[Opening TEXT SHOWN section]
Intracellular Staining by Flow Cytometry
|Detection of MMP‑7 in bEnd.3 Mouse Cell Line by Flow Cytometry. bEnd.3 mouse endothelioma cell line treated with Recombinant Mouse FGF basic (Catalog # 3139-FB) was stained with Rat Anti-Mouse MMP‑7 PE‑conjugated Monoclonal Antibody (Catalog # IC7170P, filled histogram) or isotype control antibody (Catalog # IC013P, open histogram). To facilitate intracellular staining, cells were fixed with Flow Cytometry Fixation Buffer (Catalog # FC004) and permeabilized with Flow Cytometry Permeabilization/Wash Buffer I (Catalog # FC005). View our protocol for Staining Intracellular Molecules.|
Matrix metalloproteinases (MMPs) are a family of zinc and calcium dependent endopeptidases with the combined ability to degrade all the components of the extracellular matrix. MMP-7 (matrilysin) is expressed in epithelial cells of normal and diseased tissues, and is capable of digesting a large series of proteins of the extracellular matrix including collagen IV and X, gelatin, casein, laminin, aggrecan, entactin, elastin and versican. MMP-7 is implicated in the activation of other proteinases such as plasminogen, MMP-1, MMP-2, and MMP-9. In addition to its roles in connective tissue remodeling and cancer, MMP-7 also regulates intestinal alpha ‑defensin activation in innate host defense, releases tumor necrosis factor-alpha in a model of herniated disc resorption, and cleaves FasL to generate a soluble form in a model of prostate involution. Structurally, MMP-7 is the smallest of the MMPs and consists of two domains: a pro-domain that is cleaved upon activation and a catalytic domain containing the zinc-binding site. Over amino acids (aa) 18-264, mouse MMP-7 shares 69% and 88% aa sequence identity with human and rat MMP-7, respectively.
[Closing TEXT SHOWN section]
[Opening PROVIDED RECORDS section]
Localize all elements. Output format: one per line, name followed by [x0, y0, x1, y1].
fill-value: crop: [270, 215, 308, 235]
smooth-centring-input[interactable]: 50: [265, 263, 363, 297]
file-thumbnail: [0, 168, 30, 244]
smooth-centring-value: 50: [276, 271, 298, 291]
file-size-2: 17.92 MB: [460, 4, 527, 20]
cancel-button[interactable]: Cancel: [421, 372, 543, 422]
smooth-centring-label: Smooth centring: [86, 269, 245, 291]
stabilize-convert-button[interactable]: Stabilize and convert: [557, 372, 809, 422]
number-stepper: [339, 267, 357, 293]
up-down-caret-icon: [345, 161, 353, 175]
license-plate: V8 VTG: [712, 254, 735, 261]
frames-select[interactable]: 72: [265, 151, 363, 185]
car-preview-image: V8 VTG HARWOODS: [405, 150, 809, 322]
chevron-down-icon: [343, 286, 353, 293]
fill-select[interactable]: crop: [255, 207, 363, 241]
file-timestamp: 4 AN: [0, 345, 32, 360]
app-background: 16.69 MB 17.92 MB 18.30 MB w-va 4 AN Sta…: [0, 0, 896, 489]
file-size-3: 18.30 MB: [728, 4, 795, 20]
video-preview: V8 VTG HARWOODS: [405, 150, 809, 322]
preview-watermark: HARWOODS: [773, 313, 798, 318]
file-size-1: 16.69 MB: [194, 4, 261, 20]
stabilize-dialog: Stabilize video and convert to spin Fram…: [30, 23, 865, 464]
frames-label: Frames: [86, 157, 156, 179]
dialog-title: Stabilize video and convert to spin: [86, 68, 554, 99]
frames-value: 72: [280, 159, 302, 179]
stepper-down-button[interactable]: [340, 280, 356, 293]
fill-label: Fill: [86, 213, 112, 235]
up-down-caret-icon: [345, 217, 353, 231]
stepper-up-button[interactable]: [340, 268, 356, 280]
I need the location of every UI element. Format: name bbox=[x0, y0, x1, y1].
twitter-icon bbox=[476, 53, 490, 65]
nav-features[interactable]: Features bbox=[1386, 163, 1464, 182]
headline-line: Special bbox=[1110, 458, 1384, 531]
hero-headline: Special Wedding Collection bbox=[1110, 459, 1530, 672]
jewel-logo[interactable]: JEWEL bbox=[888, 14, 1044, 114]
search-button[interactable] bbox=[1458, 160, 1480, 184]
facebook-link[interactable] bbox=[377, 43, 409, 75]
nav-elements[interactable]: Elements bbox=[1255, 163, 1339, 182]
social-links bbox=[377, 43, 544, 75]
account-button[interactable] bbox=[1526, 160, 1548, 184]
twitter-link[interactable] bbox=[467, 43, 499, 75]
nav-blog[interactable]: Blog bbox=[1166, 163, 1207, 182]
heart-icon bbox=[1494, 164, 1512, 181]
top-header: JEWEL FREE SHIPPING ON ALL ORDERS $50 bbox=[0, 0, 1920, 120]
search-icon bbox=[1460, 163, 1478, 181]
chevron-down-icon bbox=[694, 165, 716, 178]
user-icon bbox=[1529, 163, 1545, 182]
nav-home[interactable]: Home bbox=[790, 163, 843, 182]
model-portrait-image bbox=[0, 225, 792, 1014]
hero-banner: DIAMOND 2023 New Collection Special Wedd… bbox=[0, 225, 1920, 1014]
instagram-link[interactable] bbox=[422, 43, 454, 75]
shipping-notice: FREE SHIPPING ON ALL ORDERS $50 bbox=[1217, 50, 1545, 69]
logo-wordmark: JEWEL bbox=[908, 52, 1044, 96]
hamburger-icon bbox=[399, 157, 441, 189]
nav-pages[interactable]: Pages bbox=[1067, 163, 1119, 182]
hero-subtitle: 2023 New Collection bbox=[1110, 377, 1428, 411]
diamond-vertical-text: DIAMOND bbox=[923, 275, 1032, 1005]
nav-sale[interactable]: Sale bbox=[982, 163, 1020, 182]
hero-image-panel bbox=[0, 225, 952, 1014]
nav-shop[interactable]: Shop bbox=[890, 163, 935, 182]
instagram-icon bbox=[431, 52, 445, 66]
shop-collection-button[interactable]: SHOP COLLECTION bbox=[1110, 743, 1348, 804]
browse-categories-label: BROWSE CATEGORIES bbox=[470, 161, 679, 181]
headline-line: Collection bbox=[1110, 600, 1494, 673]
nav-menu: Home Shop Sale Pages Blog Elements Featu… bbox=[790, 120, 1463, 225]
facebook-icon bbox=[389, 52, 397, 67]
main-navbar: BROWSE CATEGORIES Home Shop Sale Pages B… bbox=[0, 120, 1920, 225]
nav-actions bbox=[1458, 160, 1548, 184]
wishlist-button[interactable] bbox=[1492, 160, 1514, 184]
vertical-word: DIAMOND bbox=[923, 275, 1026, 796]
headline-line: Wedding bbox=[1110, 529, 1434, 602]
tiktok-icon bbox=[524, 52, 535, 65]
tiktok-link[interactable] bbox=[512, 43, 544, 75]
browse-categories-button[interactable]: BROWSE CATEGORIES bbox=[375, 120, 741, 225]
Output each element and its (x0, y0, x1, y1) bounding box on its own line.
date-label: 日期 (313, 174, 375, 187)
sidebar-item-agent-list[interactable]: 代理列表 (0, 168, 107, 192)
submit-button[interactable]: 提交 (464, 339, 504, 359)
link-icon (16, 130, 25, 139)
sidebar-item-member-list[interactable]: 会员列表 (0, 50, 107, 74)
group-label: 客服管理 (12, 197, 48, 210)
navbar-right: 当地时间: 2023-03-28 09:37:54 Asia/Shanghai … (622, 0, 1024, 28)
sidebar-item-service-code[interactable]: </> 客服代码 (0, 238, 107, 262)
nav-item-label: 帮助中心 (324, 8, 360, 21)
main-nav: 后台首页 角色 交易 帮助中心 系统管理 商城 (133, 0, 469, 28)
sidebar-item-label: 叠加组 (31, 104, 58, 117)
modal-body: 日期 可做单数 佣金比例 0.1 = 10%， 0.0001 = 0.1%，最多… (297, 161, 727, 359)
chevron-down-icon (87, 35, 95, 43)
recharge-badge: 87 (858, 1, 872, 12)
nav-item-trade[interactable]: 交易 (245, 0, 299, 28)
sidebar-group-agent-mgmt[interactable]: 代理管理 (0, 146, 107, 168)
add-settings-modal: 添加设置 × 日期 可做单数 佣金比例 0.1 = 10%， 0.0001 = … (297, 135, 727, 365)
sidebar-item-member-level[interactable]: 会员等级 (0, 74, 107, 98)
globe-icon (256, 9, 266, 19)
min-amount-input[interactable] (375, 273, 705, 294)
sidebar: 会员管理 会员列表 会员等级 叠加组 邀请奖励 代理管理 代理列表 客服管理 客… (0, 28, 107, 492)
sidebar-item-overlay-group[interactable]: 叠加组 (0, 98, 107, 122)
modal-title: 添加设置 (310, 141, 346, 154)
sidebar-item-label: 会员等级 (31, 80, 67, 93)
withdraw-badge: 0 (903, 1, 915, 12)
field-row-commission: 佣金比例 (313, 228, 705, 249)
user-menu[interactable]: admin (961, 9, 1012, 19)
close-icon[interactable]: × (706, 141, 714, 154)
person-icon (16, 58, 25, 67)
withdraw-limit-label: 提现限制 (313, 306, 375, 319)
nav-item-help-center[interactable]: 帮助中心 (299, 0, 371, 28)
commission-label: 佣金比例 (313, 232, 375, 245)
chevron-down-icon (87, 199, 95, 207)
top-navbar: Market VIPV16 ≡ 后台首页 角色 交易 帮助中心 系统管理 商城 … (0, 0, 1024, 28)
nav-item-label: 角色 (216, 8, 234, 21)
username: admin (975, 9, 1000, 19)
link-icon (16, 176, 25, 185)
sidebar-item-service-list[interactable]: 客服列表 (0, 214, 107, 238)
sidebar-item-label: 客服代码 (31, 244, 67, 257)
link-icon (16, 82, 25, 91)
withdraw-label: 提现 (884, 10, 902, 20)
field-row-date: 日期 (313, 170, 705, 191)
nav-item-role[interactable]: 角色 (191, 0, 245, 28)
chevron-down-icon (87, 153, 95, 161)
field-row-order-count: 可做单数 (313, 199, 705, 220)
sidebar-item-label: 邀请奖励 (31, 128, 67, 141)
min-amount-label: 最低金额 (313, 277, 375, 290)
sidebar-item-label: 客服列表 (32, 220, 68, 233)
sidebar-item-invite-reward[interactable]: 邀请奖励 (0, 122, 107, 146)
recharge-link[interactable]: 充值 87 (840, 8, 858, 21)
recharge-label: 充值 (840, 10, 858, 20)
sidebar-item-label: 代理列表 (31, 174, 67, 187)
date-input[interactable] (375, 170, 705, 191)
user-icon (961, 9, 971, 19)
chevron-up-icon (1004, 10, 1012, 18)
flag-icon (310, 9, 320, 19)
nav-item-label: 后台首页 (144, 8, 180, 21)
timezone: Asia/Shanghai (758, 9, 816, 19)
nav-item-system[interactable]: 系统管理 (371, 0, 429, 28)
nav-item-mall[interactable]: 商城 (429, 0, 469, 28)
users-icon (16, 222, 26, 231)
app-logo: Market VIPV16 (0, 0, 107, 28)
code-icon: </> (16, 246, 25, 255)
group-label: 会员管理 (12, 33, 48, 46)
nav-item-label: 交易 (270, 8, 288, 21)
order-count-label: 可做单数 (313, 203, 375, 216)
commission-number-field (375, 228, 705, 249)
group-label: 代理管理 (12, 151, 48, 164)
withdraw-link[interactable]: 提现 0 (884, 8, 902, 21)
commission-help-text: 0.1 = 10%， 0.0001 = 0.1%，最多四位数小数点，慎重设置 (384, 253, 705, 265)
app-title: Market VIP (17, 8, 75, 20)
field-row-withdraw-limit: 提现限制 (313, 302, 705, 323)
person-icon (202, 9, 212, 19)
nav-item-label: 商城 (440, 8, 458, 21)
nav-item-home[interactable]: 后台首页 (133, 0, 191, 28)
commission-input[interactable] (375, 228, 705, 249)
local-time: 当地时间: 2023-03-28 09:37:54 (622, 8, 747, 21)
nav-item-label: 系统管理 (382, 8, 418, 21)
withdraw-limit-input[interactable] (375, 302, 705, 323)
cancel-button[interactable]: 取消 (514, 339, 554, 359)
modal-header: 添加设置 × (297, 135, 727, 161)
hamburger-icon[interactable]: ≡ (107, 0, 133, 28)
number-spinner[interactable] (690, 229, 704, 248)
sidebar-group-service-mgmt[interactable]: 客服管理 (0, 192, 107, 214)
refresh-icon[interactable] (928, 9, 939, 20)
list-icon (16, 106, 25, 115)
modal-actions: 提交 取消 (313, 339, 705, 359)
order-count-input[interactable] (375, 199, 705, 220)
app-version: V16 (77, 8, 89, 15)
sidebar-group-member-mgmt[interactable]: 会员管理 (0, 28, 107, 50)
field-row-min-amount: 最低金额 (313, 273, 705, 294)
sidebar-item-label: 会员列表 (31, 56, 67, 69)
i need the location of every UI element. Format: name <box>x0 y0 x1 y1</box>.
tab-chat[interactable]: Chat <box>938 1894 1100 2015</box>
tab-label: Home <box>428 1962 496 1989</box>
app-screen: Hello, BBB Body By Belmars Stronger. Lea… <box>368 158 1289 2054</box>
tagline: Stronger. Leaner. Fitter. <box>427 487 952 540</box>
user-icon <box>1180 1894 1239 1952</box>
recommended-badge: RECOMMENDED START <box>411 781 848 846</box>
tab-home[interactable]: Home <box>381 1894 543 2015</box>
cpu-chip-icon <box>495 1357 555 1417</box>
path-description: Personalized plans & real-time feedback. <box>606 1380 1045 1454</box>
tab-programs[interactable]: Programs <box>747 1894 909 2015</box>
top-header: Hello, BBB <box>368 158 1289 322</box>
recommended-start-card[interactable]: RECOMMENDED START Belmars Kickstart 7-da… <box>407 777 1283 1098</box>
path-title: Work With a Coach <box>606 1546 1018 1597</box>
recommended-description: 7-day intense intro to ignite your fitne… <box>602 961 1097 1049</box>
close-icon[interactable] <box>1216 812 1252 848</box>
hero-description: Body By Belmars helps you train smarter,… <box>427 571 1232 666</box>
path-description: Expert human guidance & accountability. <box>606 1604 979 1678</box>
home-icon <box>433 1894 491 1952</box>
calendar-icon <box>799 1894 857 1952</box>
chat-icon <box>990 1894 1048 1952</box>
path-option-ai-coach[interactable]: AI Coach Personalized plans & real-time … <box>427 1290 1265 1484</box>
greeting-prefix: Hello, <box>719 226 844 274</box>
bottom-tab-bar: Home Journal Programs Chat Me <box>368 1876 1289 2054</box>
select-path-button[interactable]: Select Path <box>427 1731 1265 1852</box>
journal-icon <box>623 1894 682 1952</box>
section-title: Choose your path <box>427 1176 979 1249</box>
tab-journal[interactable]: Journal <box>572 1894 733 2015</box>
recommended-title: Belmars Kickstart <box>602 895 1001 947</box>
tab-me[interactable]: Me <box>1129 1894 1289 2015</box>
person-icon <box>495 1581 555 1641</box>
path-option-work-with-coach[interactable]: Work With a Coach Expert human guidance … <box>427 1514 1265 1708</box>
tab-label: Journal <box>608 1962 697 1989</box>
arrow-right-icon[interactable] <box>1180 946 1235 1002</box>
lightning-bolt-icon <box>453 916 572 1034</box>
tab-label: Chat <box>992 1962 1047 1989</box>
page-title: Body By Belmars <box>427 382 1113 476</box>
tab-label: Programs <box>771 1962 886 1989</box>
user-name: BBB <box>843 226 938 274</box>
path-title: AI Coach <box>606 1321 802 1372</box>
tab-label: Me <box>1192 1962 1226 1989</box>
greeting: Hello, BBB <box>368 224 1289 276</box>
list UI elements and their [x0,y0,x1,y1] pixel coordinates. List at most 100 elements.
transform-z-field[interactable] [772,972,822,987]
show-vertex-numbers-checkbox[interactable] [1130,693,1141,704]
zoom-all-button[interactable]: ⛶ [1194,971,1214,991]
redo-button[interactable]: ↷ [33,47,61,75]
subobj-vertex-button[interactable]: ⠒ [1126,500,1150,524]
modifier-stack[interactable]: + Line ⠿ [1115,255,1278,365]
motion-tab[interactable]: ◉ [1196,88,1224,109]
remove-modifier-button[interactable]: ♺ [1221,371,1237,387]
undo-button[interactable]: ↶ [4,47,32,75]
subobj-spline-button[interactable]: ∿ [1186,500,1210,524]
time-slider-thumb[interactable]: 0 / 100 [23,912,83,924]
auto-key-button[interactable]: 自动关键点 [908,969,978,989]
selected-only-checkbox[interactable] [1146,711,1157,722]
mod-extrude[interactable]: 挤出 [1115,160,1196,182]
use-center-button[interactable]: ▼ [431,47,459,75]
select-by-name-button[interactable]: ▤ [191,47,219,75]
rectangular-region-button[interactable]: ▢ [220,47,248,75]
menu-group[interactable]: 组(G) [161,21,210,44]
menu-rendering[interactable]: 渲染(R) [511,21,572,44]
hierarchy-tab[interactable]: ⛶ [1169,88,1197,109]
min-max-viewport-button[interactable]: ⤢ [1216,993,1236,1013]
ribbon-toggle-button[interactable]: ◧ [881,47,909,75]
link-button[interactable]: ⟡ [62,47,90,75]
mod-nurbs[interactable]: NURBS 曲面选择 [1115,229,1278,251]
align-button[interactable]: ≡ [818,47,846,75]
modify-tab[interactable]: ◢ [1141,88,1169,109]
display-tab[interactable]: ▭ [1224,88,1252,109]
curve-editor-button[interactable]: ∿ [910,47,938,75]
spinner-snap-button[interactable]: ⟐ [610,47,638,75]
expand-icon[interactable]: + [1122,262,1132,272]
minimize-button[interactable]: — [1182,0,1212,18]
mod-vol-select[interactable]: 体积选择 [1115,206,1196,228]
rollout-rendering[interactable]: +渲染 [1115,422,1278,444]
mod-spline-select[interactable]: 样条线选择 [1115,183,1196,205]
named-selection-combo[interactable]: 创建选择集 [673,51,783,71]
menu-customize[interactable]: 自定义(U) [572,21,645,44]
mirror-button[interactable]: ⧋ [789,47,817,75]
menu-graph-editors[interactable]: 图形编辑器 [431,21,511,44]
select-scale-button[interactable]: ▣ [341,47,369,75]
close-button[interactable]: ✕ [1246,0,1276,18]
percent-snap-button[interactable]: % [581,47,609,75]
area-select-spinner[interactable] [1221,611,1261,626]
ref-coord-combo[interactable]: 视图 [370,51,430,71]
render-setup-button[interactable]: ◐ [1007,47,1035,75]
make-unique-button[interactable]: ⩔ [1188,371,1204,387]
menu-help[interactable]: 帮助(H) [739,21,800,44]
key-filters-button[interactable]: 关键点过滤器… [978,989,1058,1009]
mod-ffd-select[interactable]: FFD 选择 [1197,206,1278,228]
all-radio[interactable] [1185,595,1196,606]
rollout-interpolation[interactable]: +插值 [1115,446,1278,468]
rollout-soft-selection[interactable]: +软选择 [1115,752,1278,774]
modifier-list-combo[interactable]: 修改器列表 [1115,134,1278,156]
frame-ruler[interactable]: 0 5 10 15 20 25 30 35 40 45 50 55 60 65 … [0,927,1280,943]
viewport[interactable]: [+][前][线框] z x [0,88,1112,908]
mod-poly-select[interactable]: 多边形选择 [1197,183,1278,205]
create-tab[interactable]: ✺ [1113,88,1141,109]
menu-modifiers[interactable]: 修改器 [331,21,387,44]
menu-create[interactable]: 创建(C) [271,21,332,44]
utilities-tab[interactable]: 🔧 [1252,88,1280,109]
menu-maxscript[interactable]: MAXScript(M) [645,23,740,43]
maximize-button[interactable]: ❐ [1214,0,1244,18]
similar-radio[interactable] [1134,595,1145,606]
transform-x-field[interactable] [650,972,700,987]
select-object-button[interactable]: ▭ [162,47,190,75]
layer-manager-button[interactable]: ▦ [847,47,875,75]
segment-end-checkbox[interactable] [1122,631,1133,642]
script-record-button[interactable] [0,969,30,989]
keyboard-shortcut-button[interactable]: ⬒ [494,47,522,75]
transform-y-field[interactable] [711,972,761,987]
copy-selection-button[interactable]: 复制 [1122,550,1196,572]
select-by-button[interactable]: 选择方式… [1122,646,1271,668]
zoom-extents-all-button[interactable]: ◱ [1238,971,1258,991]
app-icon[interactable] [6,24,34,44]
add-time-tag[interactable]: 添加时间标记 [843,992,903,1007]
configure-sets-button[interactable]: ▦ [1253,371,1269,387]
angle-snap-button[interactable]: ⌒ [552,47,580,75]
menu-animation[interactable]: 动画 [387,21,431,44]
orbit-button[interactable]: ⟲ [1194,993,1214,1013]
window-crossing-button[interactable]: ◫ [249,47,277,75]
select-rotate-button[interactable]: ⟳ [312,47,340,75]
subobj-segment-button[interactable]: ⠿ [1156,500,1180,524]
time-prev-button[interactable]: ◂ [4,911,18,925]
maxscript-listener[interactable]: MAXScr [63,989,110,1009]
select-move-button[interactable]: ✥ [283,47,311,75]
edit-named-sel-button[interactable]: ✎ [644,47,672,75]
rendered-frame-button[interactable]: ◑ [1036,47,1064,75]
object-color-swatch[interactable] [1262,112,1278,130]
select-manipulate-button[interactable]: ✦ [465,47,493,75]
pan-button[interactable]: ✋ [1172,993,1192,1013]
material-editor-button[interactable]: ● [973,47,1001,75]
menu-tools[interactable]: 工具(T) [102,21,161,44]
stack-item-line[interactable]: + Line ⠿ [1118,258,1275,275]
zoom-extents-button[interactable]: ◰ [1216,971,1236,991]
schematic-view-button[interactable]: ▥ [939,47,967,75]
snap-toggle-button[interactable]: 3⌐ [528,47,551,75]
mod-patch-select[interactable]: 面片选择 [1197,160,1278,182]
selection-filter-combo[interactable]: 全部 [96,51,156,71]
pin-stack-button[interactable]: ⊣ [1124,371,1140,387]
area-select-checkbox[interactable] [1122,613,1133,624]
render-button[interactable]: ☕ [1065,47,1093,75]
[Closing PROVIDED RECORDS section]
• **WORK TASK A**:
Using the MMP-7 text, say whether each statement agrees with it, and quote the deciding words: (i) MMP-7 is the largest of the MMPs. (ii) The cells were permeabilized with Flow Cytometry Permeabilization/Wash Buffer I. (iii) Over amino acids 18-264, mouse MMP-7 shares 88% sequence identity with rat MMP-7.
• **WORK TASK B**:
According to the MMP-7 text, what two domains make up MMP-7?

• **WRITTEN REPLY A**:
(i) No: "MMP-7 is the smallest of the MMPs"
(ii) Yes: "permeabilized with Flow Cytometry Permeabilization/Wash Buffer I (Catalog # FC005)"
(iii) Yes: "mouse MMP-7 shares 69% and 88% aa sequence identity with human and rat MMP-7, respectively"

• **WRITTEN REPLY B**:
A pro-domain that is cleaved upon activation and a catalytic domain containing the zinc-binding site.